EXERCISE:
Show all lines from the data that include the word "Missouri".

(Stored entries)
* * *

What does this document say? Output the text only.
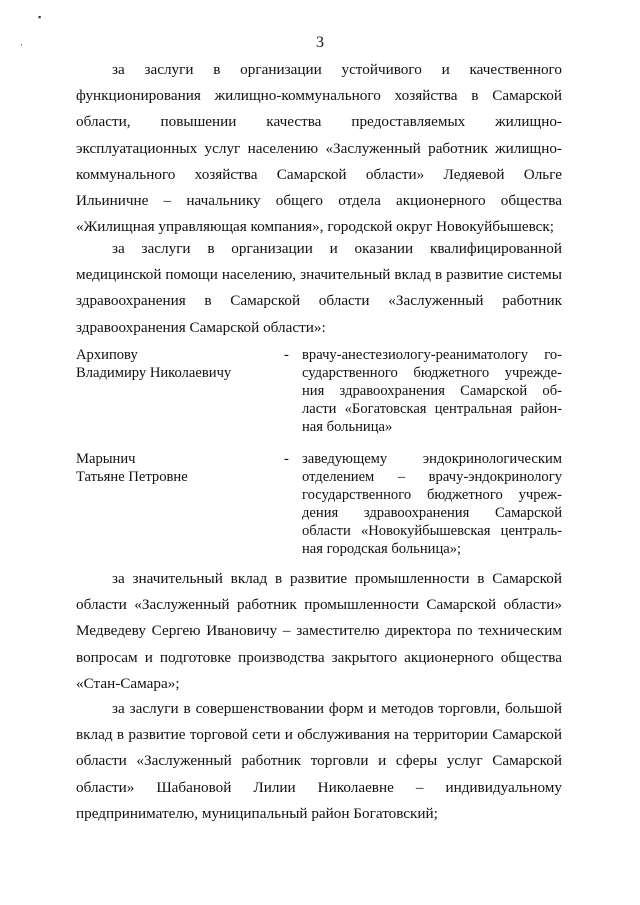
▪
·	3
за заслуги в организации устойчивого и качественного
функционирования жилищно-коммунального хозяйства в Самарской
области, повышении качества предоставляемых жилищно-
эксплуатационных услуг населению «Заслуженный работник жилищно-
коммунального хозяйства Самарской области» Ледяевой Ольге
Ильиничне – начальнику общего отдела акционерного общества
«Жилищная управляющая компания», городской округ Новокуйбышевск;
за заслуги в организации и оказании квалифицированной
медицинской помощи населению, значительный вклад в развитие системы
здравоохранения в Самарской области «Заслуженный работник
здравоохранения Самарской области»:
Архипову
Владимиру Николаевичу
- врачу-анестезиологу-реаниматологу го-
сударственного бюджетного учрежде-
ния здравоохранения Самарской об-
ласти «Богатовская центральная район-
ная больница»
Марынич
Татьяне Петровне
- заведующему эндокринологическим
отделением – врачу-эндокринологу
государственного бюджетного учреж-
дения здравоохранения Самарской
области «Новокуйбышевская централь-
ная городская больница»;
за значительный вклад в развитие промышленности в Самарской
области «Заслуженный работник промышленности Самарской области»
Медведеву Сергею Ивановичу – заместителю директора по техническим
вопросам и подготовке производства закрытого акционерного общества
«Стан-Самара»;
за заслуги в совершенствовании форм и методов торговли, большой
вклад в развитие торговой сети и обслуживания на территории Самарской
области «Заслуженный работник торговли и сферы услуг Самарской
области» Шабановой Лилии Николаевне – индивидуальному
предпринимателю, муниципальный район Богатовский;
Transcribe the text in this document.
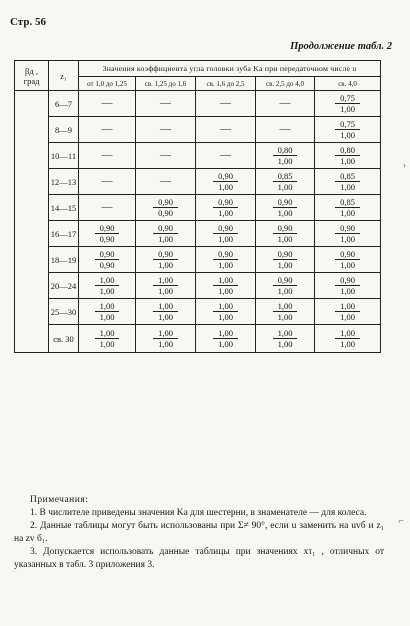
Стр. 56
Продолжение табл. 2
βд ,
град	z₁	Значения коэффициента угла головки зуба Kа при передаточном числе u				
		от 1,0 до 1,25	св. 1,25 до 1,6	св. 1,6 до 2,5	св. 2,5 до 4,0	св. 4,0
	6—7	—	—	—	—	$\frac{0,75}{1,00}$

	8—9	—	—	—	—	$\frac{0,75}{1,00}$

	10—11	—	—	—	$\frac{0,80}{1,00}$	$\frac{0,80}{1,00}$

	12—13	—	—	$\frac{0,90}{1,00}$	$\frac{0,85}{1,00}$	$\frac{0,85}{1,00}$

	14—15	—	$\frac{0,90}{0,90}$	$\frac{0,90}{1,00}$	$\frac{0,90}{1,00}$	$\frac{0,85}{1,00}$

	16—17	$\frac{0,90}{0,90}$	$\frac{0,90}{1,00}$	$\frac{0,90}{1,00}$	$\frac{0,90}{1,00}$	$\frac{0,90}{1,00}$

	18—19	$\frac{0,90}{0,90}$	$\frac{0,90}{1,00}$	$\frac{0,90}{1,00}$	$\frac{0,90}{1,00}$	$\frac{0,90}{1,00}$

	20—24	$\frac{1,00}{1,00}$	$\frac{1,00}{1,00}$	$\frac{1,00}{1,00}$	$\frac{0,90}{1,00}$	$\frac{0,90}{1,00}$

	25—30	$\frac{1,00}{1,00}$	$\frac{1,00}{1,00}$	$\frac{1,00}{1,00}$	$\frac{1,00}{1,00}$	$\frac{1,00}{1,00}$

	св. 30	$\frac{1,00}{1,00}$	$\frac{1,00}{1,00}$	$\frac{1,00}{1,00}$	$\frac{1,00}{1,00}$	$\frac{1,00}{1,00}$
Примечания:
1. В числителе приведены значения Kа для шестерни, в знаменателе — для колеса.
2. Данные таблицы могут быть использованы при Σ≠ 90°, если u заменить на uvб и z₁ на zv б₁.
3. Допускается использовать данные таблицы при значениях xτ₁ , отличных от указанных в табл. 3 приложения 3.
⌐
›
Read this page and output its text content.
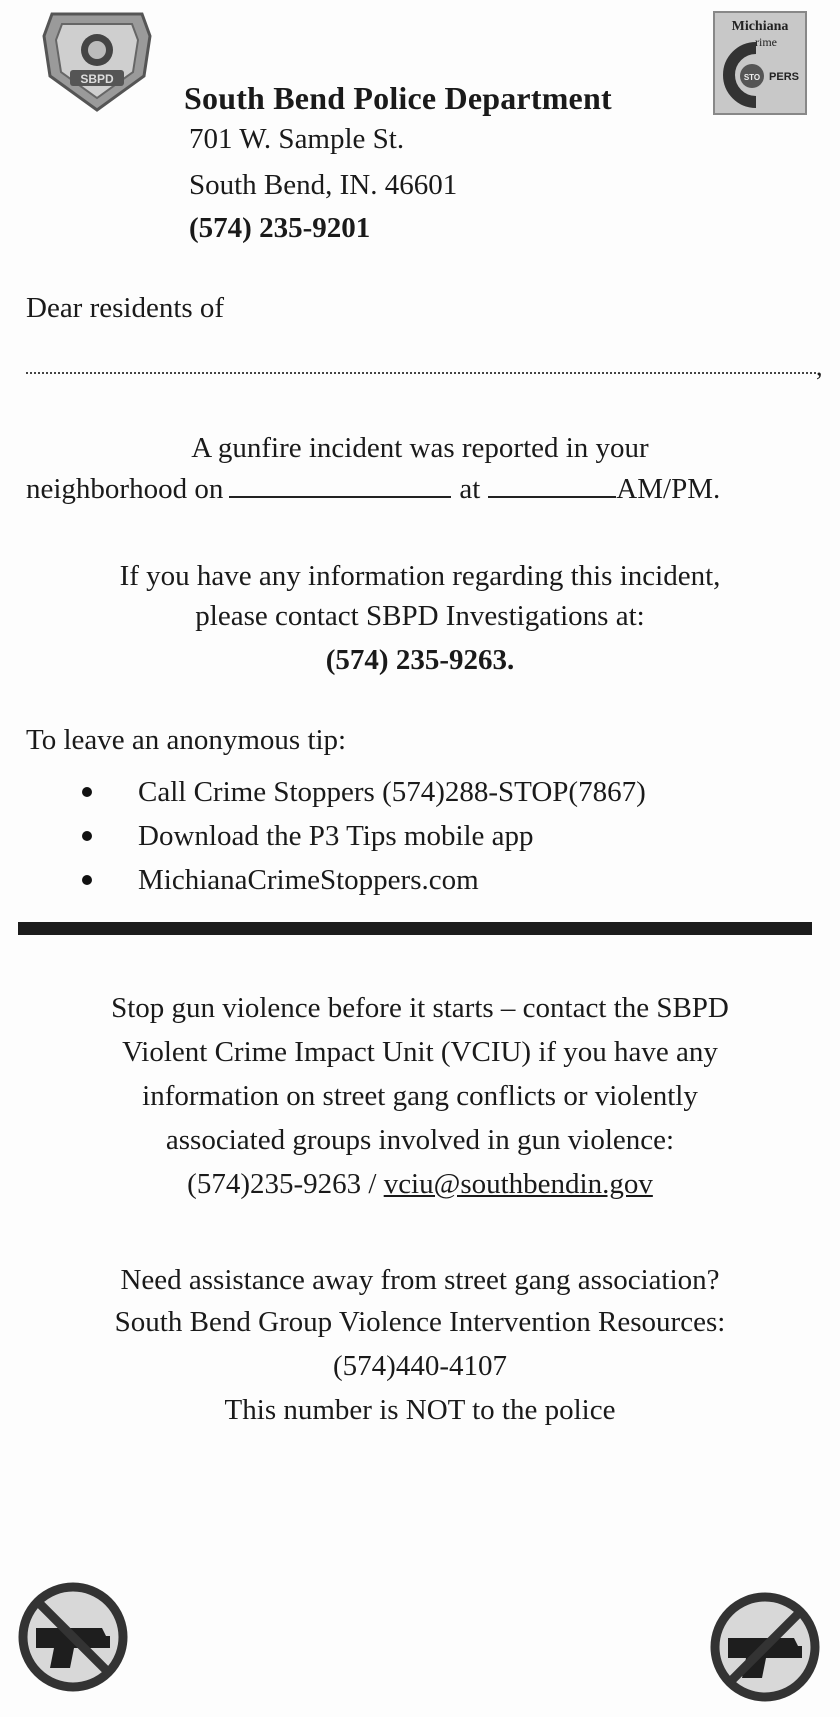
SBPD
Michiana
rime
STO PERS
South Bend Police Department
701 W. Sample St.
South Bend, IN. 46601
(574) 235-9201
Dear residents of
,
A gunfire incident was reported in your
neighborhood on	at	AM/PM.
If you have any information regarding this incident,
please contact SBPD Investigations at:
(574) 235-9263.
To leave an anonymous tip:
Call Crime Stoppers (574)288-STOP(7867)
Download the P3 Tips mobile app
MichianaCrimeStoppers.com
Stop gun violence before it starts – contact the SBPD
Violent Crime Impact Unit (VCIU) if you have any
information on street gang conflicts or violently
associated groups involved in gun violence:
(574)235-9263 / vciu@southbendin.gov
Need assistance away from street gang association?
South Bend Group Violence Intervention Resources:
(574)440-4107
This number is NOT to the police
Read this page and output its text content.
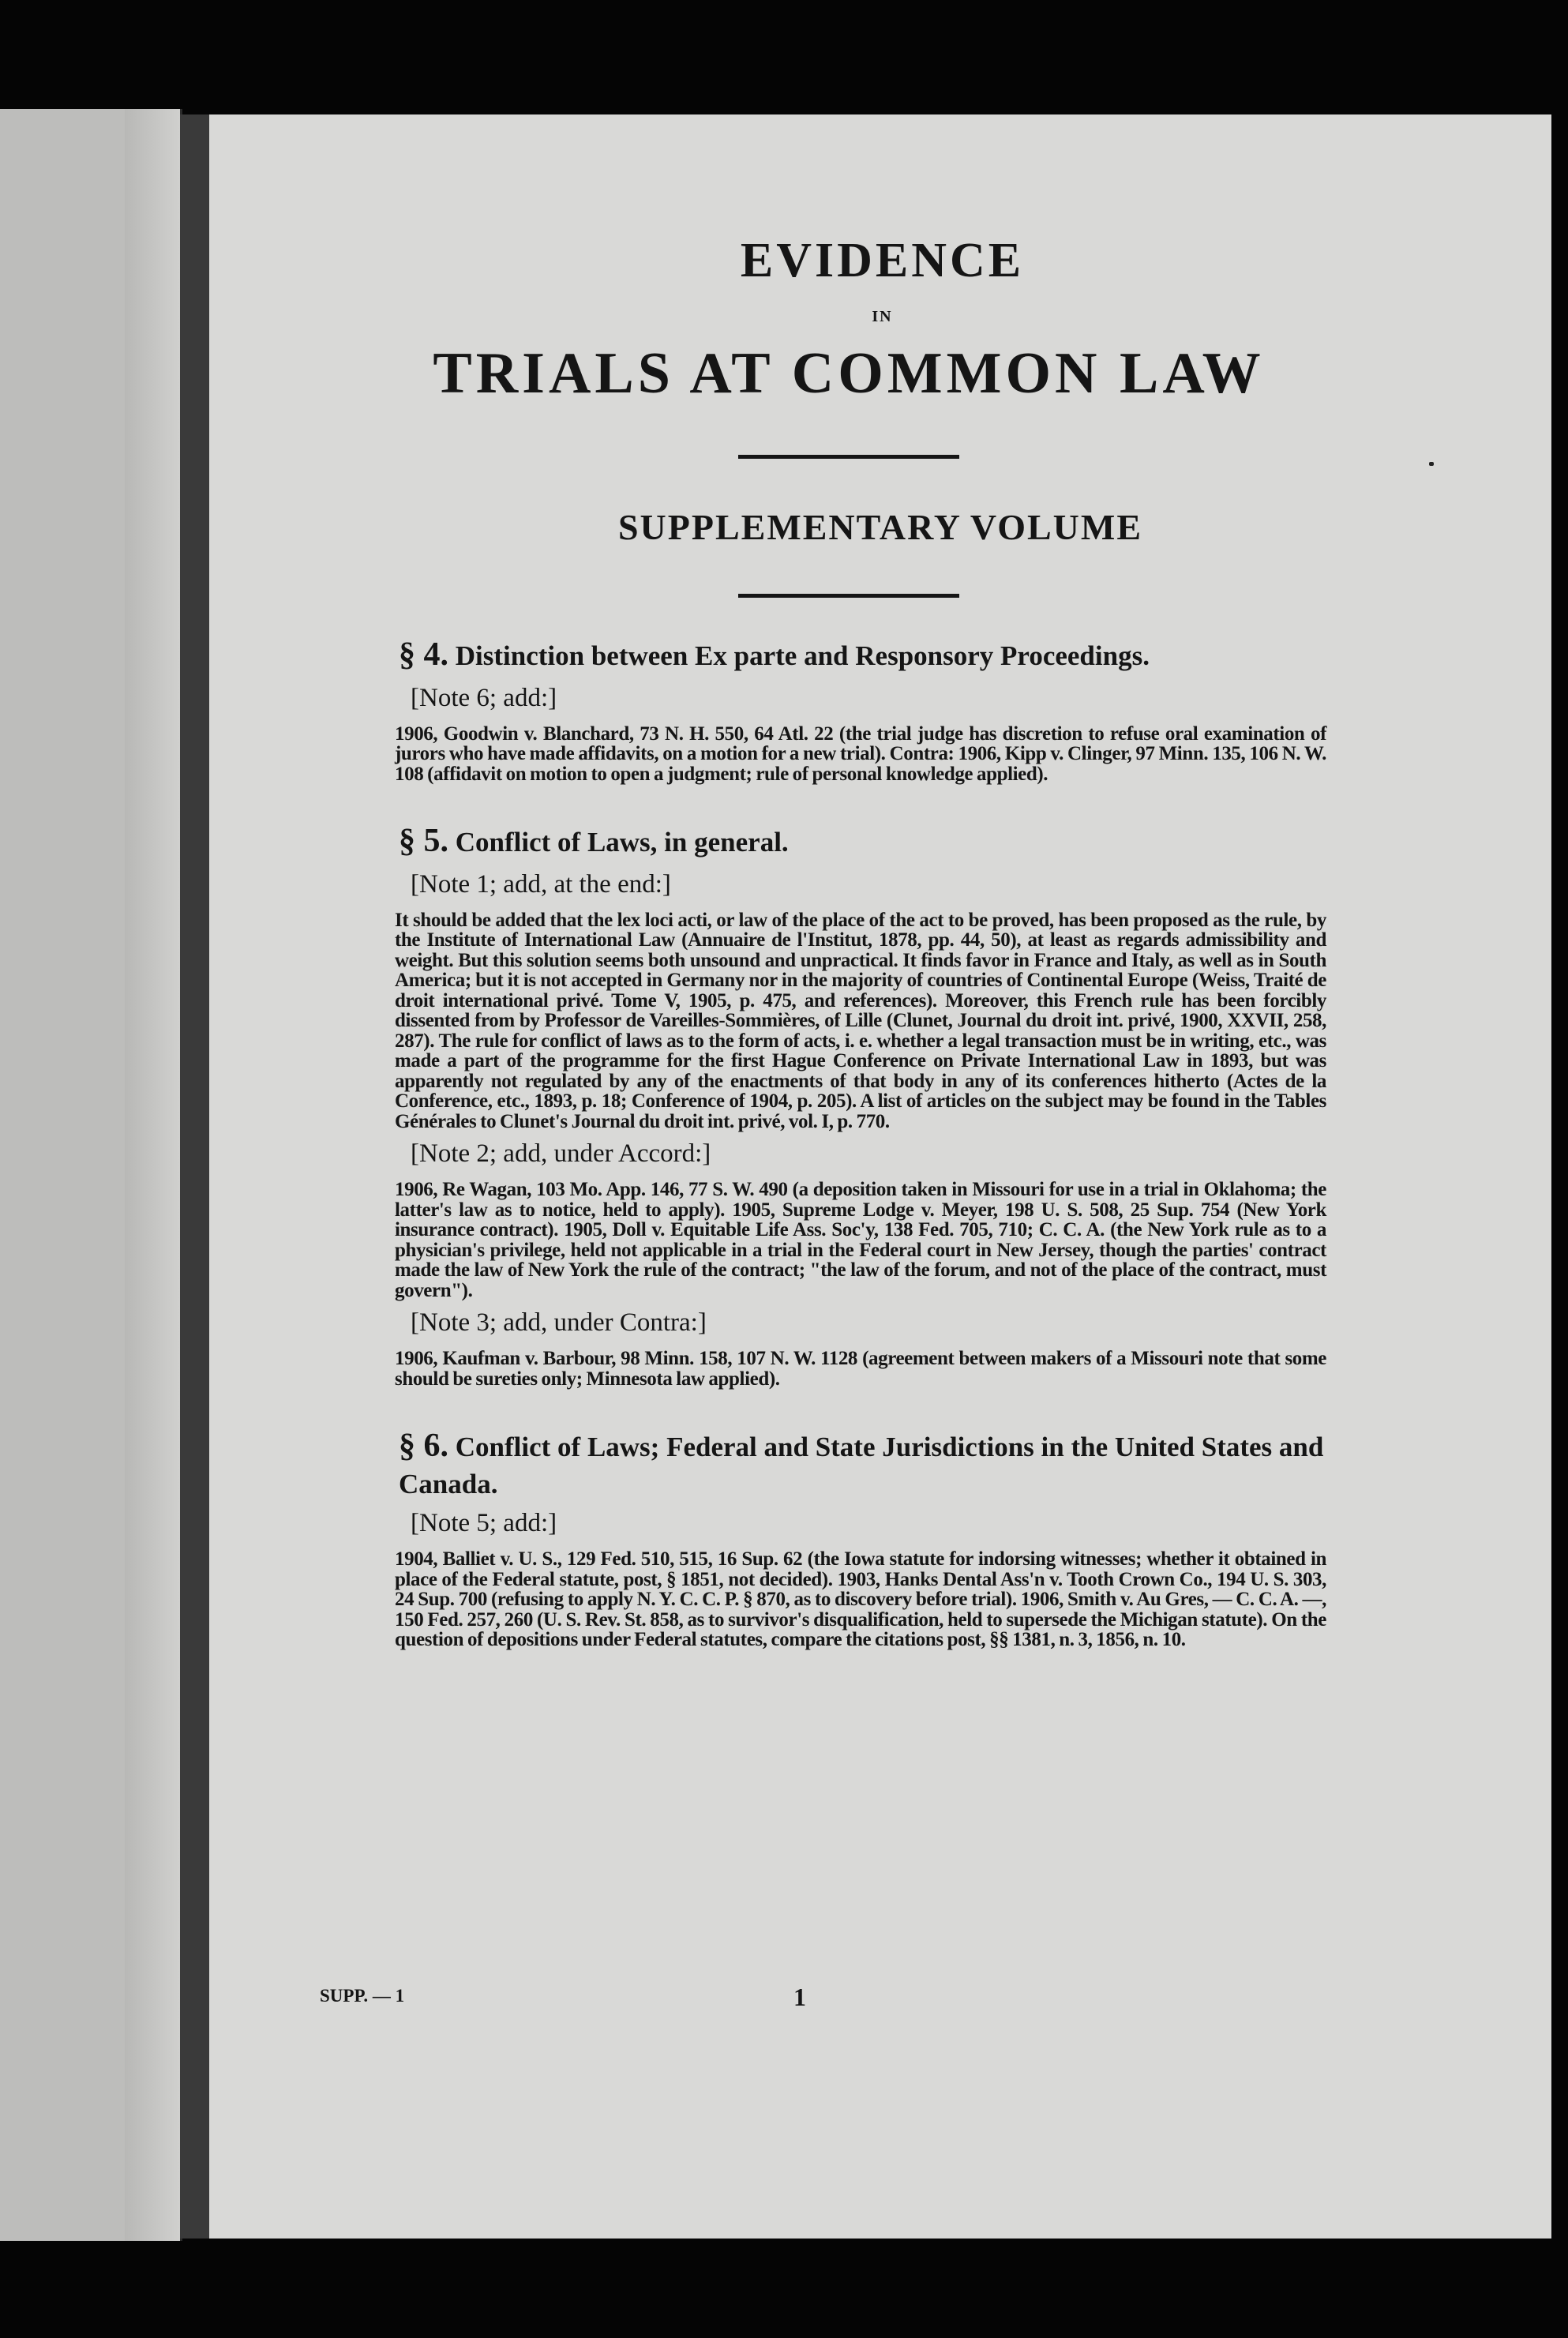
EVIDENCE
IN
TRIALS AT COMMON LAW
SUPPLEMENTARY VOLUME
§ 4. Distinction between Ex parte and Responsory Proceedings.
[Note 6; add:]
1906, Goodwin v. Blanchard, 73 N. H. 550, 64 Atl. 22 (the trial judge has discretion to refuse oral examination of jurors who have made affidavits, on a motion for a new trial). Contra: 1906, Kipp v. Clinger, 97 Minn. 135, 106 N. W. 108 (affidavit on motion to open a judgment; rule of personal knowledge applied).
§ 5. Conflict of Laws, in general.
[Note 1; add, at the end:]
It should be added that the lex loci acti, or law of the place of the act to be proved, has been proposed as the rule, by the Institute of International Law (Annuaire de l'Institut, 1878, pp. 44, 50), at least as regards admissibility and weight. But this solution seems both unsound and unpractical. It finds favor in France and Italy, as well as in South America; but it is not accepted in Germany nor in the majority of countries of Continental Europe (Weiss, Traité de droit international privé. Tome V, 1905, p. 475, and references). Moreover, this French rule has been forcibly dissented from by Professor de Vareilles-Sommières, of Lille (Clunet, Journal du droit int. privé, 1900, XXVII, 258, 287). The rule for conflict of laws as to the form of acts, i. e. whether a legal transaction must be in writing, etc., was made a part of the programme for the first Hague Conference on Private International Law in 1893, but was apparently not regulated by any of the enactments of that body in any of its conferences hitherto (Actes de la Conference, etc., 1893, p. 18; Conference of 1904, p. 205). A list of articles on the subject may be found in the Tables Générales to Clunet's Journal du droit int. privé, vol. I, p. 770.
[Note 2; add, under Accord:]
1906, Re Wagan, 103 Mo. App. 146, 77 S. W. 490 (a deposition taken in Missouri for use in a trial in Oklahoma; the latter's law as to notice, held to apply). 1905, Supreme Lodge v. Meyer, 198 U. S. 508, 25 Sup. 754 (New York insurance contract). 1905, Doll v. Equitable Life Ass. Soc'y, 138 Fed. 705, 710; C. C. A. (the New York rule as to a physician's privilege, held not applicable in a trial in the Federal court in New Jersey, though the parties' contract made the law of New York the rule of the contract; "the law of the forum, and not of the place of the contract, must govern").
[Note 3; add, under Contra:]
1906, Kaufman v. Barbour, 98 Minn. 158, 107 N. W. 1128 (agreement between makers of a Missouri note that some should be sureties only; Minnesota law applied).
§ 6. Conflict of Laws; Federal and State Jurisdictions in the United States and Canada.
[Note 5; add:]
1904, Balliet v. U. S., 129 Fed. 510, 515, 16 Sup. 62 (the Iowa statute for indorsing witnesses; whether it obtained in place of the Federal statute, post, § 1851, not decided). 1903, Hanks Dental Ass'n v. Tooth Crown Co., 194 U. S. 303, 24 Sup. 700 (refusing to apply N. Y. C. C. P. § 870, as to discovery before trial). 1906, Smith v. Au Gres, — C. C. A. —, 150 Fed. 257, 260 (U. S. Rev. St. 858, as to survivor's disqualification, held to supersede the Michigan statute). On the question of depositions under Federal statutes, compare the citations post, §§ 1381, n. 3, 1856, n. 10.
SUPP. — 1	1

* * *

WRITTEN REPLY:
1906, Re Wagan, 103 Mo. App. 146, 77 S. W. 490 (a deposition taken in Missouri for use in a trial in Oklahoma; the latter's law as to notice, held to apply). 1905, Supreme Lodge v. Meyer, 198 U. S. 508, 25 Sup. 754 (New York insurance contract). 1905, Doll v. Equitable Life Ass. Soc'y, 138 Fed. 705, 710; C. C. A. (the New York rule as to a physician's privilege, held not applicable in a trial in the Federal court in New Jersey, though the parties' contract made the law of New York the rule of the contract; "the law of the forum, and not of the place of the contract, must govern").
1906, Kaufman v. Barbour, 98 Minn. 158, 107 N. W. 1128 (agreement between makers of a Missouri note that some should be sureties only; Minnesota law applied).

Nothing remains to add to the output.